= AIM =
Each line of the data that includes the string "ابراهيم" is to be copied out.

START

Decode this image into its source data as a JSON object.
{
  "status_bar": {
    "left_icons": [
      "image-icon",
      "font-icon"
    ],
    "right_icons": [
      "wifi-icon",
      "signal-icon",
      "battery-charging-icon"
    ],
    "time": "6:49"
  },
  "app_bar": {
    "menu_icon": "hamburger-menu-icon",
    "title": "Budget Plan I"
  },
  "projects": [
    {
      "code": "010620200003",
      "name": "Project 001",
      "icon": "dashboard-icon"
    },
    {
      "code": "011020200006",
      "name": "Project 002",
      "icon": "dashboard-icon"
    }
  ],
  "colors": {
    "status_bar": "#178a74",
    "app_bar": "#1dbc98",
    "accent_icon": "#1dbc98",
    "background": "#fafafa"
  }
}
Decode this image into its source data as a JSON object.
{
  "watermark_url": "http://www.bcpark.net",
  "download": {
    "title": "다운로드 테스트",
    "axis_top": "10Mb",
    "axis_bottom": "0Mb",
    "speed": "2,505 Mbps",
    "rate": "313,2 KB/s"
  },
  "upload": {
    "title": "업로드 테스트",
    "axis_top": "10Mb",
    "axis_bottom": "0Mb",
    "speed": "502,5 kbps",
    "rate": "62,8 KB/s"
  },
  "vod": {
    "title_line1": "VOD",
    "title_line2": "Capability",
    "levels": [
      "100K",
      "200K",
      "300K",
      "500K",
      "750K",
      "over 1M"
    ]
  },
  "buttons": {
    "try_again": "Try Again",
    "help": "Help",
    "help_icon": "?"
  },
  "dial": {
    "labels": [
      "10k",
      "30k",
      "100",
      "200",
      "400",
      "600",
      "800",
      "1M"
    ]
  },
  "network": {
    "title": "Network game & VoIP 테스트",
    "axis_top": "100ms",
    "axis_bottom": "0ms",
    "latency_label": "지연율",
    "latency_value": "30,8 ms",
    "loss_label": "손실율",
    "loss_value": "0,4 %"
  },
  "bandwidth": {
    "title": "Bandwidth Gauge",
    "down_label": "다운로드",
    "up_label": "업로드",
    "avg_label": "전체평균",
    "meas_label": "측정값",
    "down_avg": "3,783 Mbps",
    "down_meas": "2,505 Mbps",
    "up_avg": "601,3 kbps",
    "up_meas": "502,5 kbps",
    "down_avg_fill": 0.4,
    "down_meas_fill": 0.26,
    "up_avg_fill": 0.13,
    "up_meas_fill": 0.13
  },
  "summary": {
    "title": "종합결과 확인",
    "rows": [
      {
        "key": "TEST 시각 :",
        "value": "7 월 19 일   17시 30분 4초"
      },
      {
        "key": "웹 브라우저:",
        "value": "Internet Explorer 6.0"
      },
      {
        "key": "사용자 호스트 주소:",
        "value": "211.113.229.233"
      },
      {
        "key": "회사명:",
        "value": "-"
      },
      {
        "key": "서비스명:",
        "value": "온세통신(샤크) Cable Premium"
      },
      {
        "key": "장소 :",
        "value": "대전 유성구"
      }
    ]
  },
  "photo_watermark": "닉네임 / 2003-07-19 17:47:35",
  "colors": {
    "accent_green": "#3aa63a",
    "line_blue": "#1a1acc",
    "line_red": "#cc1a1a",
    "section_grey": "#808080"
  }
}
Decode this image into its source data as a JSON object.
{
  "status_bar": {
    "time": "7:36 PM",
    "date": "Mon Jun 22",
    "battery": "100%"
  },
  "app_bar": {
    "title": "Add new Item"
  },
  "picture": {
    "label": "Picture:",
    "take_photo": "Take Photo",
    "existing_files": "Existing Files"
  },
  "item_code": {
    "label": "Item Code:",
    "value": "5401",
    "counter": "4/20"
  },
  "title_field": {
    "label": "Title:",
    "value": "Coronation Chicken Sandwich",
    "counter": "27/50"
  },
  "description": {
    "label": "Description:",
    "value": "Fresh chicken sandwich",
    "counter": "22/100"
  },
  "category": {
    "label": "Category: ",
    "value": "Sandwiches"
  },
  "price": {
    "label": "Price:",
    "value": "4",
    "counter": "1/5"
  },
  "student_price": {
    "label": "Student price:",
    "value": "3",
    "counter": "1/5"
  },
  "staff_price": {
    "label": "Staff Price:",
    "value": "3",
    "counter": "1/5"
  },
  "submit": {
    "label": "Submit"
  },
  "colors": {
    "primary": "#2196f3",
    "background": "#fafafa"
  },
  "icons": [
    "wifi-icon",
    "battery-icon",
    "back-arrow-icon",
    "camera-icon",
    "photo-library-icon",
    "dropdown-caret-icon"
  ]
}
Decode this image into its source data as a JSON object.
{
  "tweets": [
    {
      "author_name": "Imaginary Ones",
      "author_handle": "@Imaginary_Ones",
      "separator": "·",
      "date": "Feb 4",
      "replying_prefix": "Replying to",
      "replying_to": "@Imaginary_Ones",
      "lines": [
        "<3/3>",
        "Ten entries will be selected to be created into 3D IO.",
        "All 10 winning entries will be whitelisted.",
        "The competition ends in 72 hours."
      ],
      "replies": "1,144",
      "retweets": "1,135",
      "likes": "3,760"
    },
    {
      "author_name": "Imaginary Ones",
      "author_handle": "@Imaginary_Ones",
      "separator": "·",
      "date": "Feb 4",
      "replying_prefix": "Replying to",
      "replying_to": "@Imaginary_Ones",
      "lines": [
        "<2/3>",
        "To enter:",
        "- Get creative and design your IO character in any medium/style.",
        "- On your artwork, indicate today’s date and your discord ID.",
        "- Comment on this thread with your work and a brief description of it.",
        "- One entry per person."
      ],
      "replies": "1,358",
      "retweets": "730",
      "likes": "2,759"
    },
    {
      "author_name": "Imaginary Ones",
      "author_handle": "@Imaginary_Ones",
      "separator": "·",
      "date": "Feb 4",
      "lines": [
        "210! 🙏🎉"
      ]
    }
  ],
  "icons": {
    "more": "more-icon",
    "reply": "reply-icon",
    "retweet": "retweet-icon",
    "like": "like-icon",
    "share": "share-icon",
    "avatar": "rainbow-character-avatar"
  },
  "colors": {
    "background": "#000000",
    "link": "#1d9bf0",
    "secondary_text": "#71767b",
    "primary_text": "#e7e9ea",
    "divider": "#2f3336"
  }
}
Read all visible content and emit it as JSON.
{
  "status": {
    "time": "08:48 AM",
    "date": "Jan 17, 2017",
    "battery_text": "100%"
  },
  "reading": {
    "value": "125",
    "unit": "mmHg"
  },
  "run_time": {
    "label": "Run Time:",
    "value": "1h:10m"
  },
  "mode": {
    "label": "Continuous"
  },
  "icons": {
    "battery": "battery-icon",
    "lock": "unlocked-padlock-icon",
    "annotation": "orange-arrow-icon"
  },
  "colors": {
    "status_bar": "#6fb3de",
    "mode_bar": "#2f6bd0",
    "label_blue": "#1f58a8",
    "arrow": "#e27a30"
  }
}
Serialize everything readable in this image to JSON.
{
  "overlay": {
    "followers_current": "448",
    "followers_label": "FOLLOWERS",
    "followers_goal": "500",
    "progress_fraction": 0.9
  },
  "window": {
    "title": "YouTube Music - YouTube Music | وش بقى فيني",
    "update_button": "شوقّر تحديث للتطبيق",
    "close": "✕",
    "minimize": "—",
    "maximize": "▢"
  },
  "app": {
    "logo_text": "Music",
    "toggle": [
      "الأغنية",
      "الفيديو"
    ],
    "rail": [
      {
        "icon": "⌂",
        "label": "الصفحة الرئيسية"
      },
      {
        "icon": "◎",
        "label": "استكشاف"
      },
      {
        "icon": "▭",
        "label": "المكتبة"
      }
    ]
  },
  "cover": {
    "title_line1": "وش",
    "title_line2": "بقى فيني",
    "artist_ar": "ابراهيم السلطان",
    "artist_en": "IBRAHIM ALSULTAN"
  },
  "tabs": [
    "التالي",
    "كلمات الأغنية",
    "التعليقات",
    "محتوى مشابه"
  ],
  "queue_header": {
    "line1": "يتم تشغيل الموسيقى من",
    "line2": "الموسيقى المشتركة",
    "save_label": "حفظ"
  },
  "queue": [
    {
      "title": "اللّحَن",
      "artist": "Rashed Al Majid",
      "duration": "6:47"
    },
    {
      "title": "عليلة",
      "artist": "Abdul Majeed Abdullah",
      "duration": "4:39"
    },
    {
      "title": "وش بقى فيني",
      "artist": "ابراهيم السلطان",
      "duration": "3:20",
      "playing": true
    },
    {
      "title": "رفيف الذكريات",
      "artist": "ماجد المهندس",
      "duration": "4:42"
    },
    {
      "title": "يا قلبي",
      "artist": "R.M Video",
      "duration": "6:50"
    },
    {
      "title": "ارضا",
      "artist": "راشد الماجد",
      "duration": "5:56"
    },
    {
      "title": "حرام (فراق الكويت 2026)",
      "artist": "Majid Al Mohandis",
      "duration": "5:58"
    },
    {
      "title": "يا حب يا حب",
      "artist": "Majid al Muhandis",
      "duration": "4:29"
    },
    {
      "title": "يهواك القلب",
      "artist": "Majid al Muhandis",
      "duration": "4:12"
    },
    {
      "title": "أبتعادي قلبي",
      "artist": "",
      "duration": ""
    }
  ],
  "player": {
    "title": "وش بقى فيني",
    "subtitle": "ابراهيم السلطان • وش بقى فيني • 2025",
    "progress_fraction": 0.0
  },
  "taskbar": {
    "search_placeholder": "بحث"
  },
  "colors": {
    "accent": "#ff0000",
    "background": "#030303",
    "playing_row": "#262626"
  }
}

END

= SOLUTION FOR THIS PROBLEM =
    "artist_ar": "ابراهيم السلطان",
      "artist": "ابراهيم السلطان",
    "subtitle": "ابراهيم السلطان • وش بقى فيني • 2025",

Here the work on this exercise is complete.